◆ **Directions**: Search the data below for the word "JSON" and copy each line that holds it.

◆ **Task inputs**:
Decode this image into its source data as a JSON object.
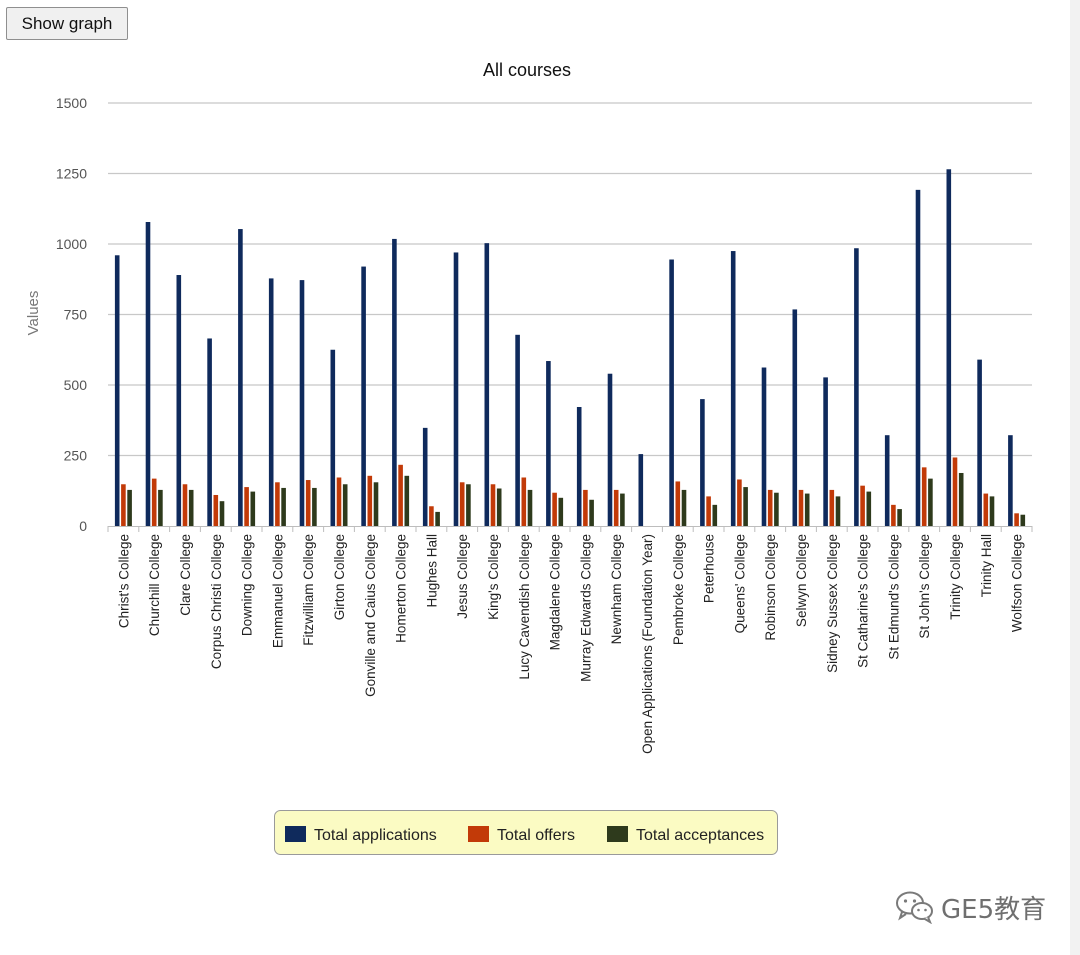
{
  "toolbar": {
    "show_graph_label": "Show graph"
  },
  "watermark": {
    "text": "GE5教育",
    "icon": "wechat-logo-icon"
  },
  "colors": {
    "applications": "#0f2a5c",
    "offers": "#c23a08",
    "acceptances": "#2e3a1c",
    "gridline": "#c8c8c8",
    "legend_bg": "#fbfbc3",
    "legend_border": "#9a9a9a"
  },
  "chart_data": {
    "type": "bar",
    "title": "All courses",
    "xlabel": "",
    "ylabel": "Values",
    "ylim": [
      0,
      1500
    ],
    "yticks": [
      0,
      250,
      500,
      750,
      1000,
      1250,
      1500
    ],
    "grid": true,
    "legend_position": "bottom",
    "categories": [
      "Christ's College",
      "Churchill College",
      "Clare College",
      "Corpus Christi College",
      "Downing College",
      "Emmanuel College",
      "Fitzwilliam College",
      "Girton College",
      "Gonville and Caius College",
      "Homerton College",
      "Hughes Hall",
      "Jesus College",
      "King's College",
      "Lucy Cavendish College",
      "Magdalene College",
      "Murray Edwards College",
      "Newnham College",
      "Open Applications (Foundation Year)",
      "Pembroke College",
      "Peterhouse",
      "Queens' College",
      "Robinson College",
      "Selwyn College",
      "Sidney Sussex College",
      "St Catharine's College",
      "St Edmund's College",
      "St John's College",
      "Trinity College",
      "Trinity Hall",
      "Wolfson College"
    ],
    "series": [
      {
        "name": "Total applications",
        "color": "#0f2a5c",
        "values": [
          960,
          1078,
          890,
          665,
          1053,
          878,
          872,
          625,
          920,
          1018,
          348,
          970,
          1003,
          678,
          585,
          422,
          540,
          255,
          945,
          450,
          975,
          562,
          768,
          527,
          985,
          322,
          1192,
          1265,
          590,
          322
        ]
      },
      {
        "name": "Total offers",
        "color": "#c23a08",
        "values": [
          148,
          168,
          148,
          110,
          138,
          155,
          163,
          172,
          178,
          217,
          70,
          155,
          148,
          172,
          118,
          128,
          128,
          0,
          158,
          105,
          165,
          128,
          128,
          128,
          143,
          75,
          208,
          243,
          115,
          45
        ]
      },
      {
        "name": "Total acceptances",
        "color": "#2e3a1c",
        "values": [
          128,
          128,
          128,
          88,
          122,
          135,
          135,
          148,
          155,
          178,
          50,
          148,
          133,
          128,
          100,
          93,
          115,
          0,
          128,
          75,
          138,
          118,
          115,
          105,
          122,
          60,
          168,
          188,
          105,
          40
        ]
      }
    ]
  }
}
...
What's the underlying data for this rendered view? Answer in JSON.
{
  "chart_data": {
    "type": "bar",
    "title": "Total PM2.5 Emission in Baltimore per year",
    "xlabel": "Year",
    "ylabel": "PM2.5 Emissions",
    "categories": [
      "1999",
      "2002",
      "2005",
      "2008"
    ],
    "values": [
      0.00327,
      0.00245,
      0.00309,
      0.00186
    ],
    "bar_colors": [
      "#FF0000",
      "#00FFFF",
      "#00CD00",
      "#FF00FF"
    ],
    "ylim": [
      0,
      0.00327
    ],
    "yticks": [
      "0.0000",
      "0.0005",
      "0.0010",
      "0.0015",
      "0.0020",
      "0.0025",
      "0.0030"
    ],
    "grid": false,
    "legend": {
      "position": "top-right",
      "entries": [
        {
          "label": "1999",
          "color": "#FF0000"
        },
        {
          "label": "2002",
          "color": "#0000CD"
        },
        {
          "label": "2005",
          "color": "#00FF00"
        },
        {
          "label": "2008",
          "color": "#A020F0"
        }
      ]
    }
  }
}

◆ **Complete answer**:
Decode this image into its source data as a JSON object.
What's the underlying data for this rendered view? Answer in JSON.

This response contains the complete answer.